### [原文节选]
%%

这个地方,作者是采用 3*out_channel 个1x1 卷积核,这一步相当于是在做乘法运算(假定所有节点相连,所以会有计算冗余),输出 3*out_channel 维度的特征,维度是(N,K*C,T,V)然后reshape成(N,K,C,T,V)。
einsum这个函数是用来做加法操作。对每一个样本(N,T),模型的输出矩阵(K,V,C)需要与邻接矩阵A(K,V,W)做element-wise乘加,对于每一个节点W,他的相邻关系是一个矩阵(K,V),他的卷积核乘法输出是矩阵(K,V,C),这两个矩阵做element-wise相乘,最后再求和得到最终的输出向量(长度为C),就得到了这一个节点通过空间卷积核的输出(N,C,T,W)
然后时间卷积是一个普通的1d卷积核
self.tcn = nn.Sequential(
nn.BatchNorm2d(out_channels),
nn.ReLU(inplace=True),
nn.Conv2d(
out_channels,
out_channels,
(kernel_size[0], 1),
(stride, 1),
padding,
),
nn.BatchNorm2d(out_channels),
nn.Dropout(dropout, inplace=True),
)

%%

### [所给条目]

%%

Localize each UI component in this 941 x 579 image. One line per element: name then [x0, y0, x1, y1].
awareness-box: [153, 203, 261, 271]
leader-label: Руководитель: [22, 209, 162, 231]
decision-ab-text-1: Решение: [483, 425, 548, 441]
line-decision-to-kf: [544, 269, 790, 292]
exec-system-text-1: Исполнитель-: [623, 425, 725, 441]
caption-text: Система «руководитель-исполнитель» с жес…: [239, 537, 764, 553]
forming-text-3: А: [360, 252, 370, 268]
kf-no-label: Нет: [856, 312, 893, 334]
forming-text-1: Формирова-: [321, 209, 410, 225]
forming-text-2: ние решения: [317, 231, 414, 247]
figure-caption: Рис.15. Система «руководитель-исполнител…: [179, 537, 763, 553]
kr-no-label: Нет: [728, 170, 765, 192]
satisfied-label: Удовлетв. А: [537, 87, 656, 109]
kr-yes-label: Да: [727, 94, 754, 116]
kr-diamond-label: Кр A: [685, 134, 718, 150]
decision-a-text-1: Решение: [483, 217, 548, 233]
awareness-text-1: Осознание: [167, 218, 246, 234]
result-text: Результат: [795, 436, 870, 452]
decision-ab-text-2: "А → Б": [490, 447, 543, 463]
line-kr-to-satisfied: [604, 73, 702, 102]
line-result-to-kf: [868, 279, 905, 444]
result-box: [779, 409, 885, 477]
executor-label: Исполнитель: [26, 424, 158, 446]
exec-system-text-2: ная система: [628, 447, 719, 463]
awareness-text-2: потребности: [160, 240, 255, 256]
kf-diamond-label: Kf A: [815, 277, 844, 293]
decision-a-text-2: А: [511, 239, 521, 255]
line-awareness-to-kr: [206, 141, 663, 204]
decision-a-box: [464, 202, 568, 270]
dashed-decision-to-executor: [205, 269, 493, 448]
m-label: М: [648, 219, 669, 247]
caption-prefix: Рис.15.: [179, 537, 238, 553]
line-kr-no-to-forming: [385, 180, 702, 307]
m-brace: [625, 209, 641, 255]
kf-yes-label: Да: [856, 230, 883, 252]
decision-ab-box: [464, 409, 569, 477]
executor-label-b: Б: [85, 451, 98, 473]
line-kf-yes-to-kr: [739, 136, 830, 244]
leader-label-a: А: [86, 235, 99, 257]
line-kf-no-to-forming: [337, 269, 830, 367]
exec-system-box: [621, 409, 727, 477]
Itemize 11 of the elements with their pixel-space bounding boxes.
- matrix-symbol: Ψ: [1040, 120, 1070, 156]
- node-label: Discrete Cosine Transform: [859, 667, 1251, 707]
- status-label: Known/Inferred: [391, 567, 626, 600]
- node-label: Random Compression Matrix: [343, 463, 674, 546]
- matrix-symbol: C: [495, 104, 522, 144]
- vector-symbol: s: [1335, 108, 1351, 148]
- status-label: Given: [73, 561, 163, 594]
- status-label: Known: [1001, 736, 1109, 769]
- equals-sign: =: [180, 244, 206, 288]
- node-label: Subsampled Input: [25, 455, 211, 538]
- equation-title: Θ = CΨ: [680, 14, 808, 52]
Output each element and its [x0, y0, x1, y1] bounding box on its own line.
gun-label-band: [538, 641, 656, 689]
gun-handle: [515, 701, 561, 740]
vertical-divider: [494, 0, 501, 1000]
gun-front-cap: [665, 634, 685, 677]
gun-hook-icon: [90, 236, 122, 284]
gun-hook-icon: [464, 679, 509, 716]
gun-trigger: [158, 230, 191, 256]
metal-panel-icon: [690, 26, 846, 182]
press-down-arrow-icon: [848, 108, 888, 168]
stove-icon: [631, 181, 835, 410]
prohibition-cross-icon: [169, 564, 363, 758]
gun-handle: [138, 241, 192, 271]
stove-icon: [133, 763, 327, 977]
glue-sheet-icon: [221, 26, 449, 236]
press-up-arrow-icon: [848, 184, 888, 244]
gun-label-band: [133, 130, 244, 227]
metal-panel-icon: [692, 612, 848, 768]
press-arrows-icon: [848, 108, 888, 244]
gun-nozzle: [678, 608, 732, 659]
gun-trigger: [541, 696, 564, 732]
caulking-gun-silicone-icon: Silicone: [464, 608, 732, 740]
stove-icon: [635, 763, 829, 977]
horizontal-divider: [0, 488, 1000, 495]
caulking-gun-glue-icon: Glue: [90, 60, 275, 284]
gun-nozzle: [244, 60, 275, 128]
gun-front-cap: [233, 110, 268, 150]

%%

### [练习要求]
A: 在这段讲解图卷积代码的节选里,维度为 (N,K*C,T,V) 的输出特征被 reshape 成了什么维度?
B: 请接着写这段讲解图卷积代码的节选,从它最后停下的地方往下续写。

### [逐题作答]
A: 被 reshape 成了 (N,K,C,T,V)。

B:
空间卷积的输出经过时间卷积之后,加上残差模块的输出,就得到了gcn模块的输出,这样的gcn模块一共有十个。
def forward(self, x, A):
res = self.residual(x)
x, A = self.gcn(x, A)
x = self.tcn(x) + res
return self.relu(x), A
然后是一个global pooling层,将T*V的feature聚合到一个特征向量,再reshape回(N,M,C,1,1),然后跨instance取平均,得到(N,C,1,1)
# global pooling
x = F.avg_pool2d(x, x.size()[2:])
x = x.view(N, M, -1, 1, 1).mean(dim=1)
# prediction
x = self.fcn(x)
x = x.view(x.size(0), -1)
最后是一个卷积神经网络(1x1卷积核作用于1x1的图,其实相当于全连接)输出类别向量
# fcn for prediction
self.fcn = nn.Conv2d(256, num_class, kernel_size=1)